(Stored items from a collection)
####################

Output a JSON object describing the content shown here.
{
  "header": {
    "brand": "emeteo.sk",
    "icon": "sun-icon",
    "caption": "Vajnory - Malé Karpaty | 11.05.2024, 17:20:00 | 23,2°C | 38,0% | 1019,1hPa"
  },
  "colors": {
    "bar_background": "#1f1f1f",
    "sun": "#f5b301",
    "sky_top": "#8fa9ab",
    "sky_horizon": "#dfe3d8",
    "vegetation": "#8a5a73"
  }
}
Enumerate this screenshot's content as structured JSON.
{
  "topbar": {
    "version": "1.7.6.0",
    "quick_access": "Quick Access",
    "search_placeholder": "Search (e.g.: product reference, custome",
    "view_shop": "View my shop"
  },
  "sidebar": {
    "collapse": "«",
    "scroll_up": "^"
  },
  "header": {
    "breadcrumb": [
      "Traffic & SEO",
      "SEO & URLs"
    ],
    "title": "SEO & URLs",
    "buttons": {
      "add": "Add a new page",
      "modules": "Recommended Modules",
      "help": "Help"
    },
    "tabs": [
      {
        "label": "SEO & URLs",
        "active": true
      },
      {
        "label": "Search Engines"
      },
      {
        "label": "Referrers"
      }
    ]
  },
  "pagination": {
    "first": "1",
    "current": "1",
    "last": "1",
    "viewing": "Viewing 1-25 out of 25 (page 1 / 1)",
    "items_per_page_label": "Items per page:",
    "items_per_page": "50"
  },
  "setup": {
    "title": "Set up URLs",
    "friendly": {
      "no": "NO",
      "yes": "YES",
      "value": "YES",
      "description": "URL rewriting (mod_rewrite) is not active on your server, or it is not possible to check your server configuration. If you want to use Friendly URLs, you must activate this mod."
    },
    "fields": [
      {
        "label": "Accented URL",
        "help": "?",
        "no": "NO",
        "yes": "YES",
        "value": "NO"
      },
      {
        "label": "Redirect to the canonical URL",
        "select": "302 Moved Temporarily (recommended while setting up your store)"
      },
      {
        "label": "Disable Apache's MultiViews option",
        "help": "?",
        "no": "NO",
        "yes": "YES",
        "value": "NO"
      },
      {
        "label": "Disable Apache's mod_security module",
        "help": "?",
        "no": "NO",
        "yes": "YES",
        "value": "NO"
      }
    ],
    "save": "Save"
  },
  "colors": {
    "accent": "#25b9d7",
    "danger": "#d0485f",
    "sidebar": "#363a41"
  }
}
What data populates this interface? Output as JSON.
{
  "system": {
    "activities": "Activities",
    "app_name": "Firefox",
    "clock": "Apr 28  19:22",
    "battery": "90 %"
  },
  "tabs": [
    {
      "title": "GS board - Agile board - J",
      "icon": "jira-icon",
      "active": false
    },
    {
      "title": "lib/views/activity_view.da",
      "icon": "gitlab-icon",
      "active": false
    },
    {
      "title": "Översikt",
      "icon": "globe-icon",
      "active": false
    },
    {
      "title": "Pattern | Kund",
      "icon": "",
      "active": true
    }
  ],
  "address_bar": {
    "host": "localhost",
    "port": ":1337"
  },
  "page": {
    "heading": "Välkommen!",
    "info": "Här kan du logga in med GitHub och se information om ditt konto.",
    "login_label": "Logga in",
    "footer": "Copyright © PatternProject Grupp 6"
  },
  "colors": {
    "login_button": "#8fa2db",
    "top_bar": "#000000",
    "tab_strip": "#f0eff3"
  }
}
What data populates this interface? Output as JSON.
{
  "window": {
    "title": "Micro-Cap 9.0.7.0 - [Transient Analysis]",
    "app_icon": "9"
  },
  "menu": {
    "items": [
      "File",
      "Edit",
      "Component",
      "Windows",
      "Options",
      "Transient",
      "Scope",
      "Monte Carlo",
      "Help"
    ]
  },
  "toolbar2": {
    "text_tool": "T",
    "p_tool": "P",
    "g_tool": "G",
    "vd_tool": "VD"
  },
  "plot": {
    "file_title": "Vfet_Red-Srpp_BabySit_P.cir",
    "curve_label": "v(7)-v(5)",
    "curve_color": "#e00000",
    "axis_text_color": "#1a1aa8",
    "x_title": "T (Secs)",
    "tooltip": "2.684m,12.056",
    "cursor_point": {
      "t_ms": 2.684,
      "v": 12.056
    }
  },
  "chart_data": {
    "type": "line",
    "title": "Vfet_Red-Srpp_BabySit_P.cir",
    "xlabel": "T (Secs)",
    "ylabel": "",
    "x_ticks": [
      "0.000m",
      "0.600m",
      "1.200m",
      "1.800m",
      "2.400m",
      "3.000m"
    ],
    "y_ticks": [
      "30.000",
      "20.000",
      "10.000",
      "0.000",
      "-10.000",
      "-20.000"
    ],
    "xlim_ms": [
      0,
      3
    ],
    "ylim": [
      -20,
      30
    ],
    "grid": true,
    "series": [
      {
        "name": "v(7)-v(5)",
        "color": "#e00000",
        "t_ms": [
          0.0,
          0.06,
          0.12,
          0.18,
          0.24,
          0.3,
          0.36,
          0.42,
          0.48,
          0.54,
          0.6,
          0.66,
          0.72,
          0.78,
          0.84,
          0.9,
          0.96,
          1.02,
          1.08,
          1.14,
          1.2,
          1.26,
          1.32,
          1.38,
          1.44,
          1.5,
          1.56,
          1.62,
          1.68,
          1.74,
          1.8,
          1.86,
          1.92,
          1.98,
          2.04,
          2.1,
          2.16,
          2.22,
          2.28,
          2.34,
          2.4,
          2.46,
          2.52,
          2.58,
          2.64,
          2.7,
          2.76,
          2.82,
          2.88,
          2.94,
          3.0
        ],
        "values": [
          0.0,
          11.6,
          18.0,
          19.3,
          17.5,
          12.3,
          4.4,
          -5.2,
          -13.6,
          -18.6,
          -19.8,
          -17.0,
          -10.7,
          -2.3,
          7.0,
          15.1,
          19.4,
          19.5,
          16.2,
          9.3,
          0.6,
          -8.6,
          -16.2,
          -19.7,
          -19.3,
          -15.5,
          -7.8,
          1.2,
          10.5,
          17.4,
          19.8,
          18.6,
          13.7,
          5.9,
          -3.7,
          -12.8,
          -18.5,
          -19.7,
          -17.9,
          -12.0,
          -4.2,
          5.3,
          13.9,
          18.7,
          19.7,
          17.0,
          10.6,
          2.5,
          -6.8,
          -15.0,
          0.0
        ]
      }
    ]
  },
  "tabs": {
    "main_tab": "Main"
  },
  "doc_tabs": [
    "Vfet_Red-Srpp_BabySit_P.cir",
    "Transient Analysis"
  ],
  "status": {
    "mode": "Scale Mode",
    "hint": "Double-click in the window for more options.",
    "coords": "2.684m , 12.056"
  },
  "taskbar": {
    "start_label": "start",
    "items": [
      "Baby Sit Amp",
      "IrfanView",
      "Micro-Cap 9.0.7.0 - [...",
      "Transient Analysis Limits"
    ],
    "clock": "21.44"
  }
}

####################

*Work to be completed*
Scan the material above for the string "this" and return the lines that hold it.

*Full solution*
Enumerate this screenshot's content as structured JSON.
      "description": "URL rewriting (mod_rewrite) is not active on your server, or it is not possible to check your server configuration. If you want to use Friendly URLs, you must activate this mod."
What data populates this interface? Output as JSON.
What data populates this interface? Output as JSON.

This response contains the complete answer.